**WHAT IS ASKED:**
Copy every line that mentions the word "subtitle".

**EXTRACTED MATERIAL:**
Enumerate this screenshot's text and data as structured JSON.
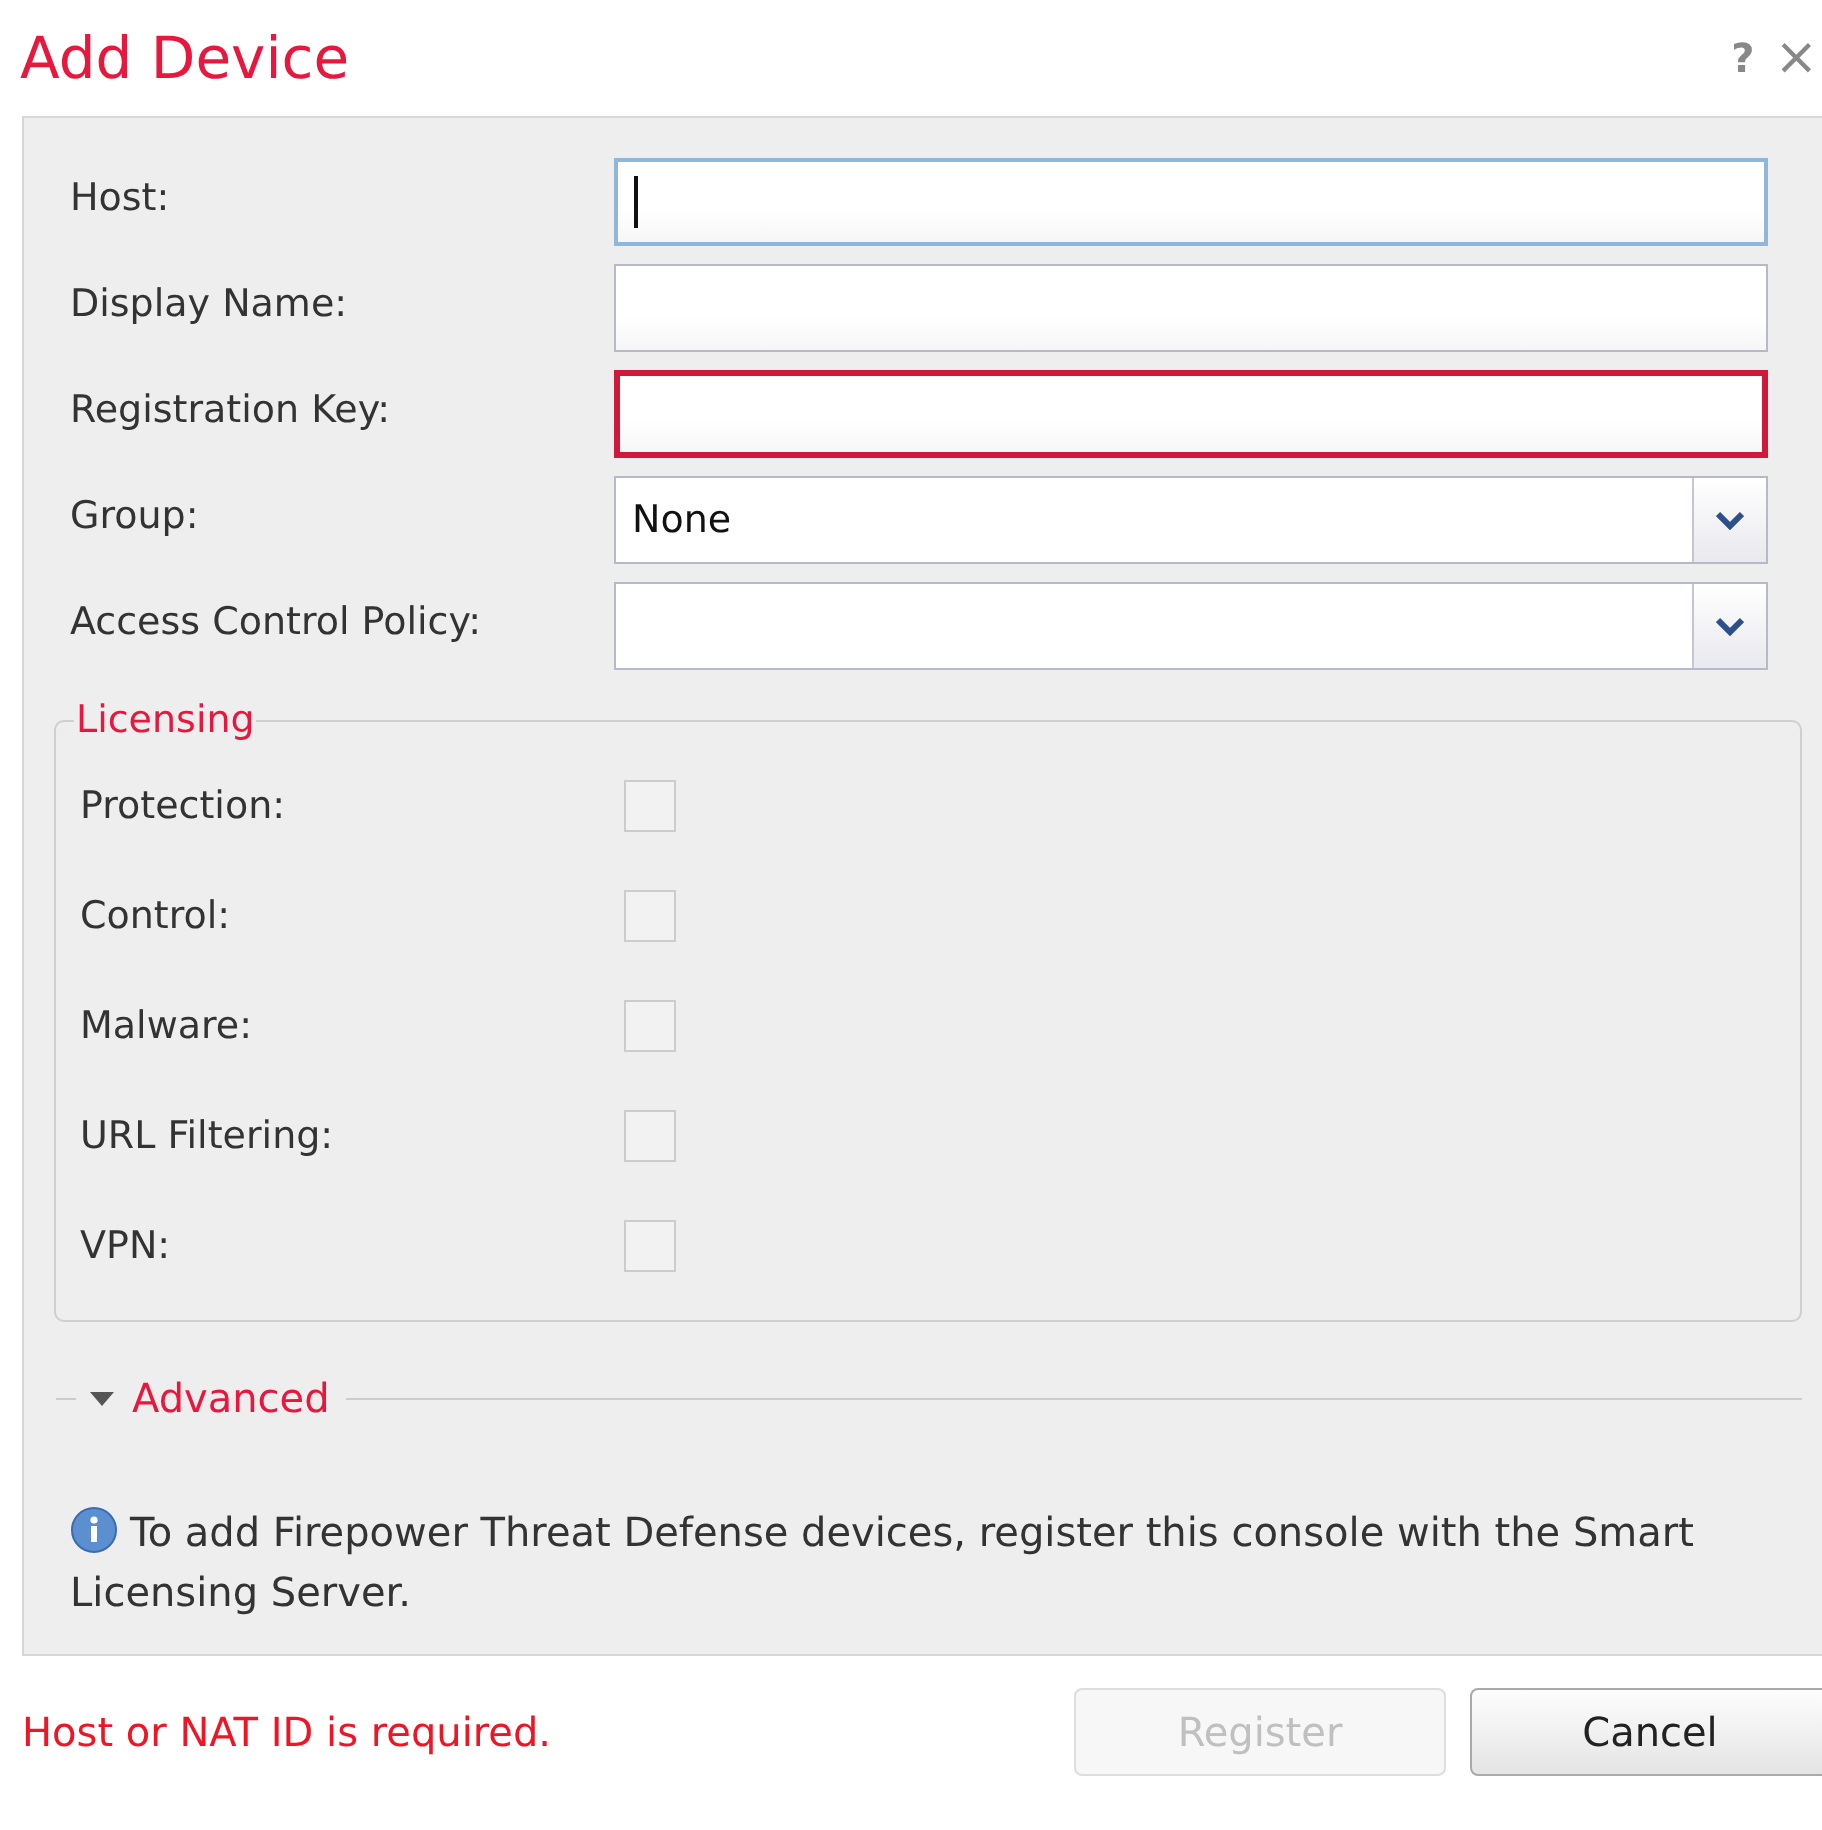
{
  "dialog": {
    "title": "Add Device",
    "help": "?",
    "close": "×"
  },
  "fields": [
    {
      "label": "Host:",
      "kind": "text",
      "focused": true,
      "invalid": false
    },
    {
      "label": "Display Name:",
      "kind": "text",
      "focused": false,
      "invalid": false
    },
    {
      "label": "Registration Key:",
      "kind": "text",
      "focused": false,
      "invalid": true
    },
    {
      "label": "Group:",
      "kind": "select",
      "value": "None",
      "focused": false,
      "invalid": false
    },
    {
      "label": "Access Control Policy:",
      "kind": "select",
      "focused": false,
      "invalid": false
    }
  ],
  "licensing": {
    "legend": "Licensing",
    "options": [
      {
        "label": "Protection:",
        "checked": false,
        "disabled": true
      },
      {
        "label": "Control:",
        "checked": false,
        "disabled": true
      },
      {
        "label": "Malware:",
        "checked": false,
        "disabled": true
      },
      {
        "label": "URL Filtering:",
        "checked": false,
        "disabled": true
      },
      {
        "label": "VPN:",
        "checked": false,
        "disabled": true
      }
    ]
  },
  "advanced": {
    "label": "Advanced",
    "expanded": true
  },
  "info": "To add Firepower Threat Defense devices, register this console with the Smart Licensing Server.",
  "footer": {
    "error": "Host or NAT ID is required.",
    "buttons": [
      {
        "label": "Register",
        "disabled": true
      },
      {
        "label": "Cancel",
        "disabled": false
      }
    ]
  }
}
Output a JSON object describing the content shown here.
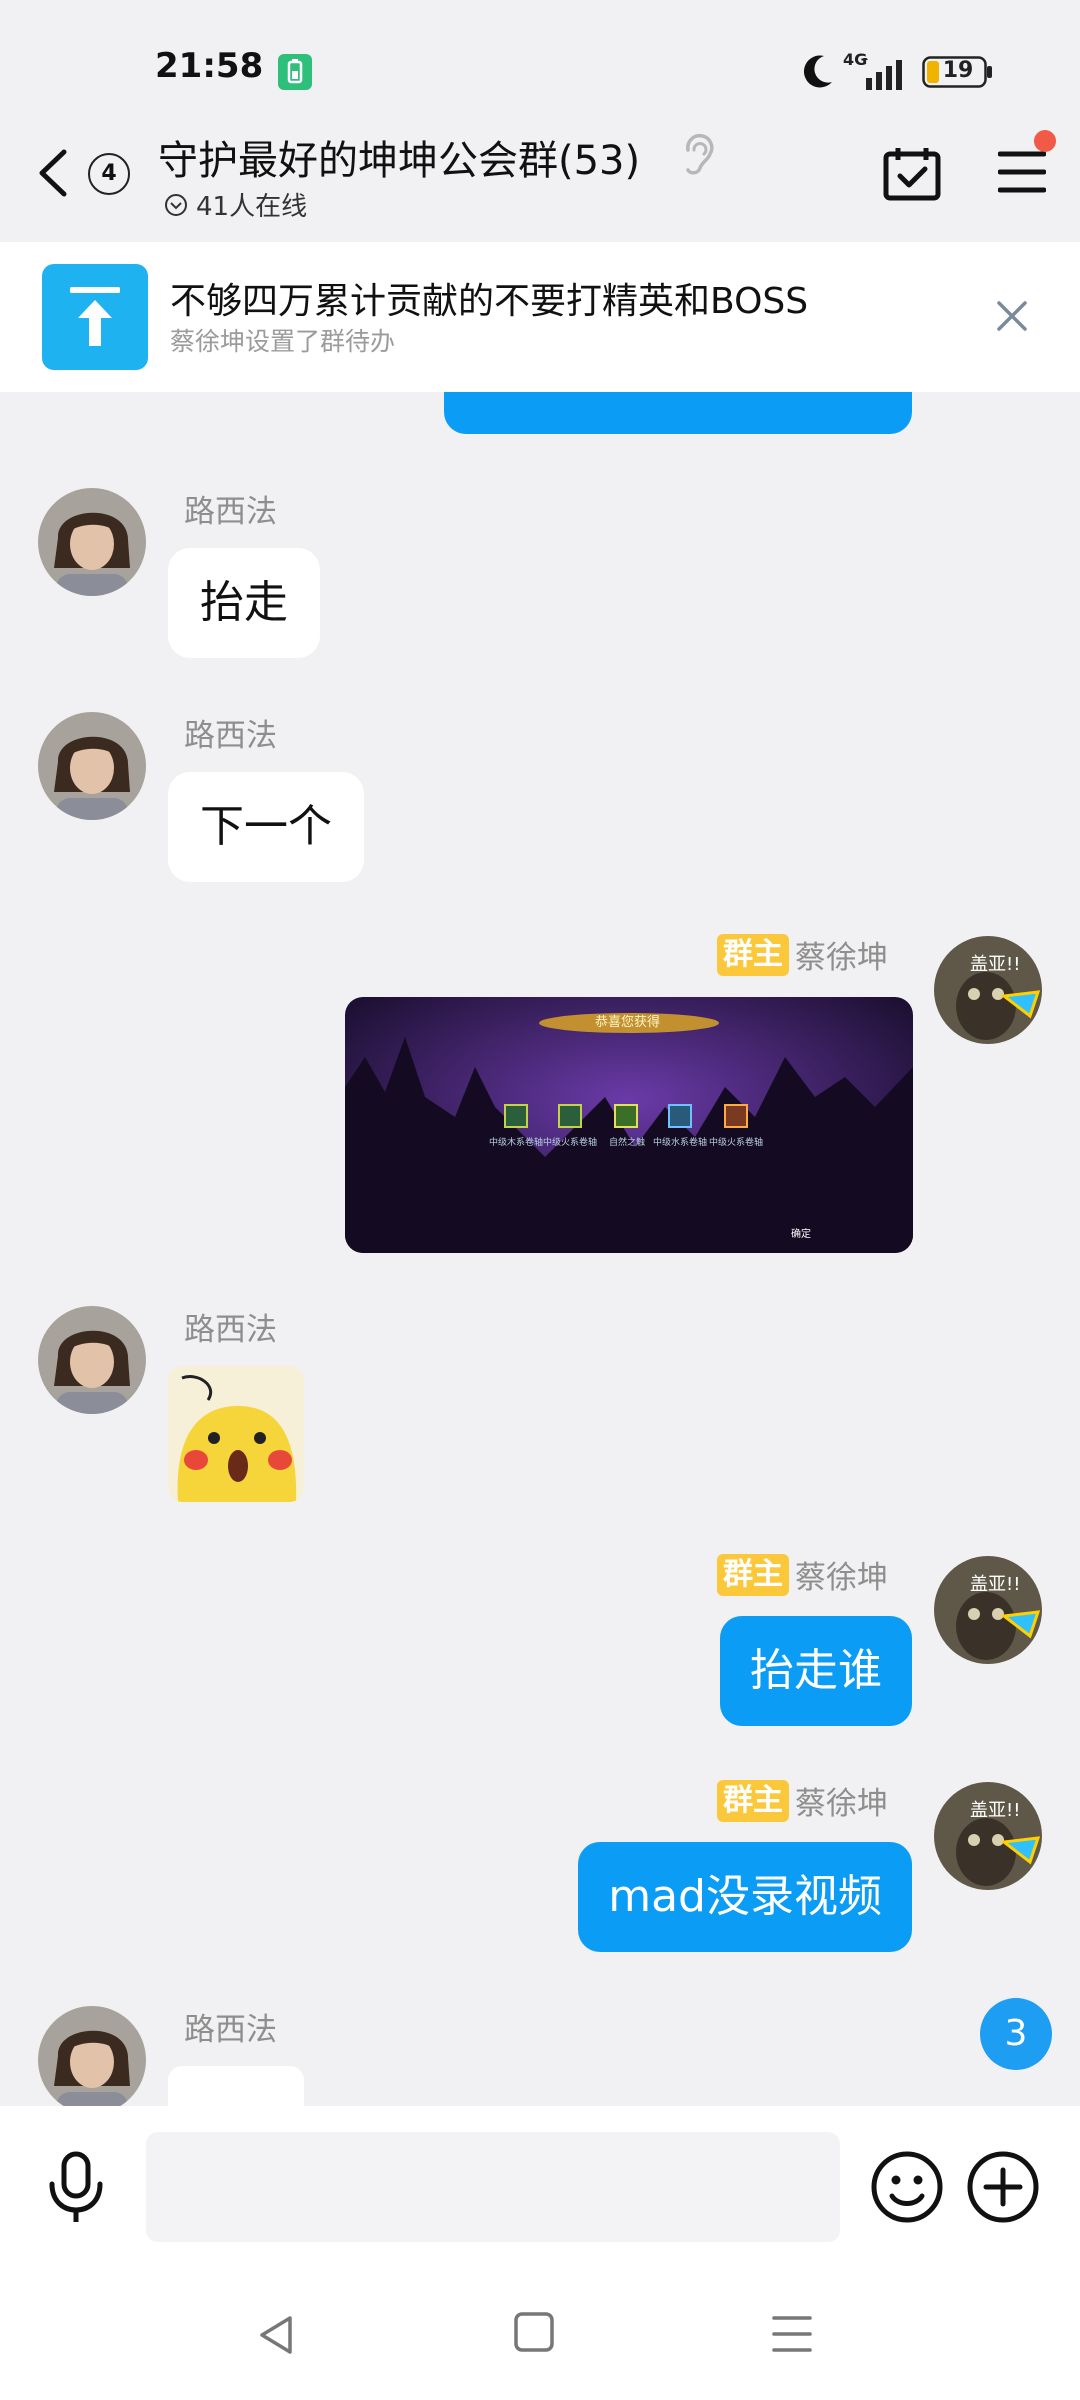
{
  "status_bar": {
    "time": "21:58",
    "network": "4G",
    "battery": "19"
  },
  "header": {
    "unread_count": "4",
    "title": "守护最好的坤坤公会群(53)",
    "online": "41人在线"
  },
  "pinned_todo": {
    "title": "不够四万累计贡献的不要打精英和BOSS",
    "subtitle": "蔡徐坤设置了群待办"
  },
  "messages": {
    "m1": {
      "sender": "路西法",
      "text": "抬走"
    },
    "m2": {
      "sender": "路西法",
      "text": "下一个"
    },
    "m3": {
      "badge": "群主",
      "sender": "蔡徐坤",
      "image": {
        "banner": "恭喜您获得",
        "items": [
          "中级木系卷轴",
          "中级火系卷轴",
          "自然之触",
          "中级水系卷轴",
          "中级火系卷轴"
        ],
        "confirm": "确定"
      }
    },
    "m4": {
      "sender": "路西法"
    },
    "m5": {
      "badge": "群主",
      "sender": "蔡徐坤",
      "text": "抬走谁"
    },
    "m6": {
      "badge": "群主",
      "sender": "蔡徐坤",
      "text": "mad没录视频"
    },
    "m7": {
      "sender": "路西法"
    },
    "owner_avatar_caption": "盖亚!!"
  },
  "new_message_count": "3",
  "colors": {
    "accent_blue": "#0b9cf5",
    "owner_badge": "#fcc83b",
    "pin_blue": "#1fb2f0",
    "notification_dot": "#f05a46"
  }
}
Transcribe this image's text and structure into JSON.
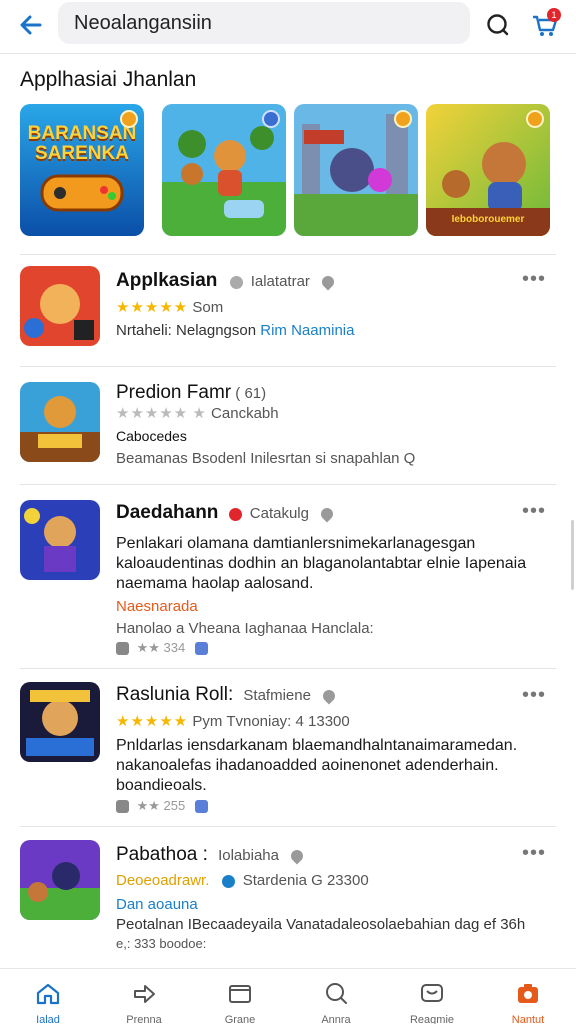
{
  "header": {
    "search_value": "Neoalangansiin"
  },
  "section": {
    "title": "Applhasiai Jhanlan"
  },
  "featured": [
    {
      "caption": "BARANSAN SARENKA"
    },
    {
      "caption": ""
    },
    {
      "caption": ""
    },
    {
      "caption": "Ieboborouemer"
    }
  ],
  "items": [
    {
      "title": "Applkasian",
      "publisher": "Ialatatrar",
      "rating_stars": "★★★★★",
      "rating_text": "Som",
      "meta": "Nrtaheli: Nelagngson",
      "meta_link": "Rim Naaminia"
    },
    {
      "title": "Predion Famr",
      "title_suffix": "( 61)",
      "rating_stars": "★★★★★",
      "rating_text": "Canckabh",
      "subtitle": "Cabocedes",
      "meta": "Beamanas Bsodenl Inilesrtan si snapahlan Q"
    },
    {
      "title": "Daedahann",
      "publisher": "Catakulg",
      "description": "Penlakari olamana damtianlersnimekarlanagesgan kaloaudentinas dodhin an blaganolantabtar elnie Iapenaia naemama haolap aalosand.",
      "tag": "Naesnarada",
      "meta": "Hanolao a Vheana Iaghanaa Hanclala:",
      "stats": "★★ 334"
    },
    {
      "title": "Raslunia Roll:",
      "publisher": "Stafmiene",
      "rating_stars": "★★★★★",
      "rating_text": "Pym Tvnoniay: 4 13300",
      "description": "Pnldarlas iensdarkanam blaemandhalntanaimaramedan. nakanoalefas ihadanoadded aoinenonet adenderhain. boandieoals.",
      "stats": "★★ 255"
    },
    {
      "title": "Pabathoa :",
      "publisher": "Iolabiaha",
      "rating_text_gold": "Deoeoadrawr.",
      "rating_text": "Stardenia G 23300",
      "tag": "Dan aoauna",
      "meta": "Peotalnan IBecaadeyaila Vanatadaleosolaebahian dag ef 36h",
      "meta2": "e,: 333 boodoe:"
    }
  ],
  "nav": [
    {
      "label": "Ialad"
    },
    {
      "label": "Prenna"
    },
    {
      "label": "Grane"
    },
    {
      "label": "Annra"
    },
    {
      "label": "Reagmie"
    },
    {
      "label": "Nantut"
    }
  ],
  "colors": {
    "accent": "#1a73c9",
    "star": "#f5b700",
    "badge": "#e0262b",
    "highlight": "#e55a1a"
  }
}
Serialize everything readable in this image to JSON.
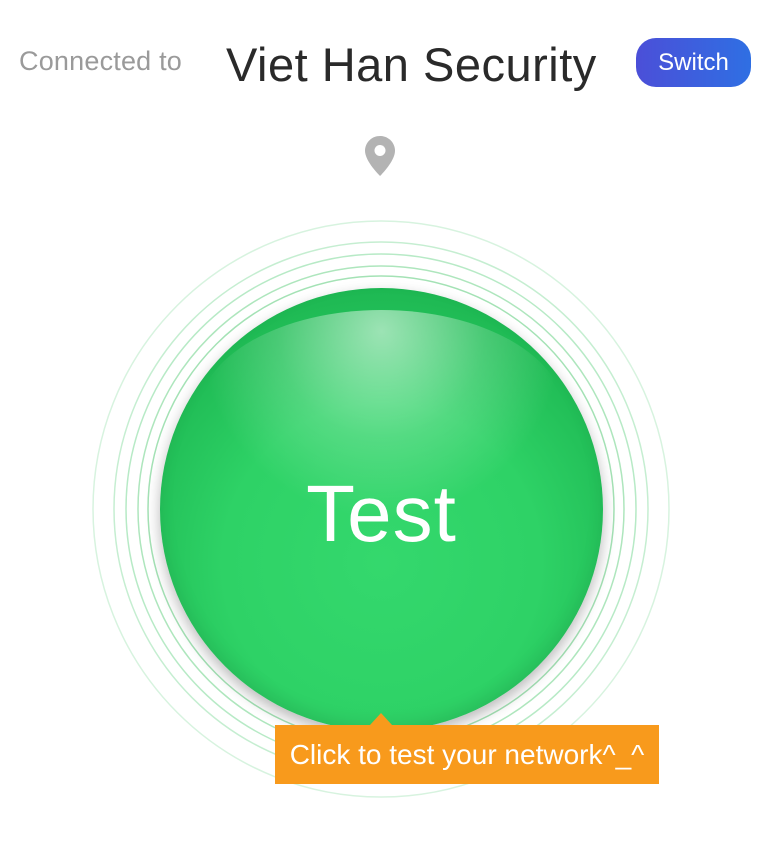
{
  "header": {
    "connected_label": "Connected to",
    "server_name": "Viet Han Security",
    "switch_label": "Switch"
  },
  "main": {
    "test_label": "Test",
    "tooltip": "Click to test your network^_^"
  },
  "icons": {
    "location": "location-pin-icon"
  },
  "colors": {
    "switch_button": "#3d5fe0",
    "test_button": "#2ed266",
    "tooltip": "#f89a1c",
    "ring": "#9be3b0"
  }
}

**CORRECT ANSWER:**
    "subtitle": "蔡徐坤设置了群待办"
      "subtitle": "Cabocedes",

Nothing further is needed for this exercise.